» **Exercise details**: Could you output every record again, exactly as given?

» **Data in this exercise**:

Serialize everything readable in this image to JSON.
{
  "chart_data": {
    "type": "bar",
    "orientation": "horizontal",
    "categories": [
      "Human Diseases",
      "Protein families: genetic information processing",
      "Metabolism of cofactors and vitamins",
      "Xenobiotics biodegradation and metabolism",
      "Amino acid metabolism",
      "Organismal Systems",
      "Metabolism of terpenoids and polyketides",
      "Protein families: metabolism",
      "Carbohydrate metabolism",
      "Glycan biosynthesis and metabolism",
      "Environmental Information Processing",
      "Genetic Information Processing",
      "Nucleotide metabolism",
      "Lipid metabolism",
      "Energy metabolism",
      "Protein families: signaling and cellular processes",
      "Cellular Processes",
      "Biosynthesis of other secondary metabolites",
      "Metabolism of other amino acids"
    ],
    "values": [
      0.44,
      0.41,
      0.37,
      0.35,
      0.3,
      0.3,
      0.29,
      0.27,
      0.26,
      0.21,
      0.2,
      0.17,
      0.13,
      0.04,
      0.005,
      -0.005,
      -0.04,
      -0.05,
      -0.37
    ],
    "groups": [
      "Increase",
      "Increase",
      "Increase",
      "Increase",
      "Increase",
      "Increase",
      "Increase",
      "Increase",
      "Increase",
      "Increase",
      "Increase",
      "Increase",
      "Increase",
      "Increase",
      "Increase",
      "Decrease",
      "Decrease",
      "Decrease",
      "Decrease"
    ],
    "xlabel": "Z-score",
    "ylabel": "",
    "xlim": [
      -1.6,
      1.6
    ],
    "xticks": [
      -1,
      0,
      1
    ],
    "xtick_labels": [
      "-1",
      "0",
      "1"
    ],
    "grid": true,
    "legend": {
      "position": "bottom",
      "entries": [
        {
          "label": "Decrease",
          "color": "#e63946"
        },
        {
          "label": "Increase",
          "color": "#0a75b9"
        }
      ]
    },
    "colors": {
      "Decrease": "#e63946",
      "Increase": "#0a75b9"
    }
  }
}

» **The answer**:
Serialize everything readable in this image to JSON.
{
  "chart_data": {
    "type": "bar",
    "orientation": "horizontal",
    "categories": [
      "Human Diseases",
      "Protein families: genetic information processing",
      "Metabolism of cofactors and vitamins",
      "Xenobiotics biodegradation and metabolism",
      "Amino acid metabolism",
      "Organismal Systems",
      "Metabolism of terpenoids and polyketides",
      "Protein families: metabolism",
      "Carbohydrate metabolism",
      "Glycan biosynthesis and metabolism",
      "Environmental Information Processing",
      "Genetic Information Processing",
      "Nucleotide metabolism",
      "Lipid metabolism",
      "Energy metabolism",
      "Protein families: signaling and cellular processes",
      "Cellular Processes",
      "Biosynthesis of other secondary metabolites",
      "Metabolism of other amino acids"
    ],
    "values": [
      0.44,
      0.41,
      0.37,
      0.35,
      0.3,
      0.3,
      0.29,
      0.27,
      0.26,
      0.21,
      0.2,
      0.17,
      0.13,
      0.04,
      0.005,
      -0.005,
      -0.04,
      -0.05,
      -0.37
    ],
    "groups": [
      "Increase",
      "Increase",
      "Increase",
      "Increase",
      "Increase",
      "Increase",
      "Increase",
      "Increase",
      "Increase",
      "Increase",
      "Increase",
      "Increase",
      "Increase",
      "Increase",
      "Increase",
      "Decrease",
      "Decrease",
      "Decrease",
      "Decrease"
    ],
    "xlabel": "Z-score",
    "ylabel": "",
    "xlim": [
      -1.6,
      1.6
    ],
    "xticks": [
      -1,
      0,
      1
    ],
    "xtick_labels": [
      "-1",
      "0",
      "1"
    ],
    "grid": true,
    "legend": {
      "position": "bottom",
      "entries": [
        {
          "label": "Decrease",
          "color": "#e63946"
        },
        {
          "label": "Increase",
          "color": "#0a75b9"
        }
      ]
    },
    "colors": {
      "Decrease": "#e63946",
      "Increase": "#0a75b9"
    }
  }
}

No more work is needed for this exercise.